■ EXERCISE INSTRUCTIONS
Copy each line below without leaving any out.
++++++
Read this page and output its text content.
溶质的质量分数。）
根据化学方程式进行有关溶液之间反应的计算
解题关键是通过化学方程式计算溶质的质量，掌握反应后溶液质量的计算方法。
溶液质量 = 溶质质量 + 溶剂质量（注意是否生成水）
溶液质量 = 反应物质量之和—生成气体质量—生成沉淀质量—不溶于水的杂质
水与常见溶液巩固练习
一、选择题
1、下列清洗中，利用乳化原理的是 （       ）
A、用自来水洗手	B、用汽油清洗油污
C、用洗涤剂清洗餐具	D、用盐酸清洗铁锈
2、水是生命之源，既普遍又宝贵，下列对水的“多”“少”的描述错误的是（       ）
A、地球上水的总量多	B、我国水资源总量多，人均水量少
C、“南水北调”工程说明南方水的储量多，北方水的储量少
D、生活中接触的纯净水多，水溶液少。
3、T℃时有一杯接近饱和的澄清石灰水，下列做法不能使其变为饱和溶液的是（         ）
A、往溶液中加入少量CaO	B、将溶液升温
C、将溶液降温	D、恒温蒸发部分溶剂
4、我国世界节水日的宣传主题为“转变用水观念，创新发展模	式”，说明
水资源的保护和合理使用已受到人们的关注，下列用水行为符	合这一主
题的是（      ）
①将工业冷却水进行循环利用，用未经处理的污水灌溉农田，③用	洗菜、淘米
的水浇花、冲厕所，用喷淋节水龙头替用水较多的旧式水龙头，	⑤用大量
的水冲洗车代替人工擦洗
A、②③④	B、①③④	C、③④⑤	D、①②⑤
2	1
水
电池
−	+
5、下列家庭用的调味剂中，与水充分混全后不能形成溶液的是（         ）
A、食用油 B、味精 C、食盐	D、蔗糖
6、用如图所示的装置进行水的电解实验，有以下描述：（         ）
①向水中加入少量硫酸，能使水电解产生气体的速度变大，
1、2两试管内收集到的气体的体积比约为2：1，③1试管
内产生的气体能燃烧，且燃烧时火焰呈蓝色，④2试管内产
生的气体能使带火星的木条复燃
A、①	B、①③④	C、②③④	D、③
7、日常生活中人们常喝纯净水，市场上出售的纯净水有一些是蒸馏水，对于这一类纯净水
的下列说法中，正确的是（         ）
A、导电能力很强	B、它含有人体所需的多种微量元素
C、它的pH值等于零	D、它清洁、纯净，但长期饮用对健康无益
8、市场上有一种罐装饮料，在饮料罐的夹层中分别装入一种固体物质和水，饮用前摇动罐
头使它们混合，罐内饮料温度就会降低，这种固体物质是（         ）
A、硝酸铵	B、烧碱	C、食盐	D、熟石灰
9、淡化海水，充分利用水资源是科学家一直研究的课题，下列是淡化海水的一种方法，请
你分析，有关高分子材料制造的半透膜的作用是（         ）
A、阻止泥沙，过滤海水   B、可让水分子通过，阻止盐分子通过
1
++++++
■ SOLUTION BELOW
Read this page and output its text content.
溶质的质量分数。）
根据化学方程式进行有关溶液之间反应的计算
解题关键是通过化学方程式计算溶质的质量，掌握反应后溶液质量的计算方法。
溶液质量 = 溶质质量 + 溶剂质量（注意是否生成水）
溶液质量 = 反应物质量之和—生成气体质量—生成沉淀质量—不溶于水的杂质
水与常见溶液巩固练习
一、选择题
1、下列清洗中，利用乳化原理的是 （       ）
A、用自来水洗手	B、用汽油清洗油污
C、用洗涤剂清洗餐具	D、用盐酸清洗铁锈
2、水是生命之源，既普遍又宝贵，下列对水的“多”“少”的描述错误的是（       ）
A、地球上水的总量多	B、我国水资源总量多，人均水量少
C、“南水北调”工程说明南方水的储量多，北方水的储量少
D、生活中接触的纯净水多，水溶液少。
3、T℃时有一杯接近饱和的澄清石灰水，下列做法不能使其变为饱和溶液的是（         ）
A、往溶液中加入少量CaO	B、将溶液升温
C、将溶液降温	D、恒温蒸发部分溶剂
4、我国世界节水日的宣传主题为“转变用水观念，创新发展模	式”，说明
水资源的保护和合理使用已受到人们的关注，下列用水行为符	合这一主
题的是（      ）
①将工业冷却水进行循环利用，用未经处理的污水灌溉农田，③用	洗菜、淘米
的水浇花、冲厕所，用喷淋节水龙头替用水较多的旧式水龙头，	⑤用大量
的水冲洗车代替人工擦洗
A、②③④	B、①③④	C、③④⑤	D、①②⑤
2	1
水
电池
−	+
5、下列家庭用的调味剂中，与水充分混全后不能形成溶液的是（         ）
A、食用油 B、味精 C、食盐	D、蔗糖
6、用如图所示的装置进行水的电解实验，有以下描述：（         ）
①向水中加入少量硫酸，能使水电解产生气体的速度变大，
1、2两试管内收集到的气体的体积比约为2：1，③1试管
内产生的气体能燃烧，且燃烧时火焰呈蓝色，④2试管内产
生的气体能使带火星的木条复燃
A、①	B、①③④	C、②③④	D、③
7、日常生活中人们常喝纯净水，市场上出售的纯净水有一些是蒸馏水，对于这一类纯净水
的下列说法中，正确的是（         ）
A、导电能力很强	B、它含有人体所需的多种微量元素
C、它的pH值等于零	D、它清洁、纯净，但长期饮用对健康无益
8、市场上有一种罐装饮料，在饮料罐的夹层中分别装入一种固体物质和水，饮用前摇动罐
头使它们混合，罐内饮料温度就会降低，这种固体物质是（         ）
A、硝酸铵	B、烧碱	C、食盐	D、熟石灰
9、淡化海水，充分利用水资源是科学家一直研究的课题，下列是淡化海水的一种方法，请
你分析，有关高分子材料制造的半透膜的作用是（         ）
A、阻止泥沙，过滤海水   B、可让水分子通过，阻止盐分子通过
1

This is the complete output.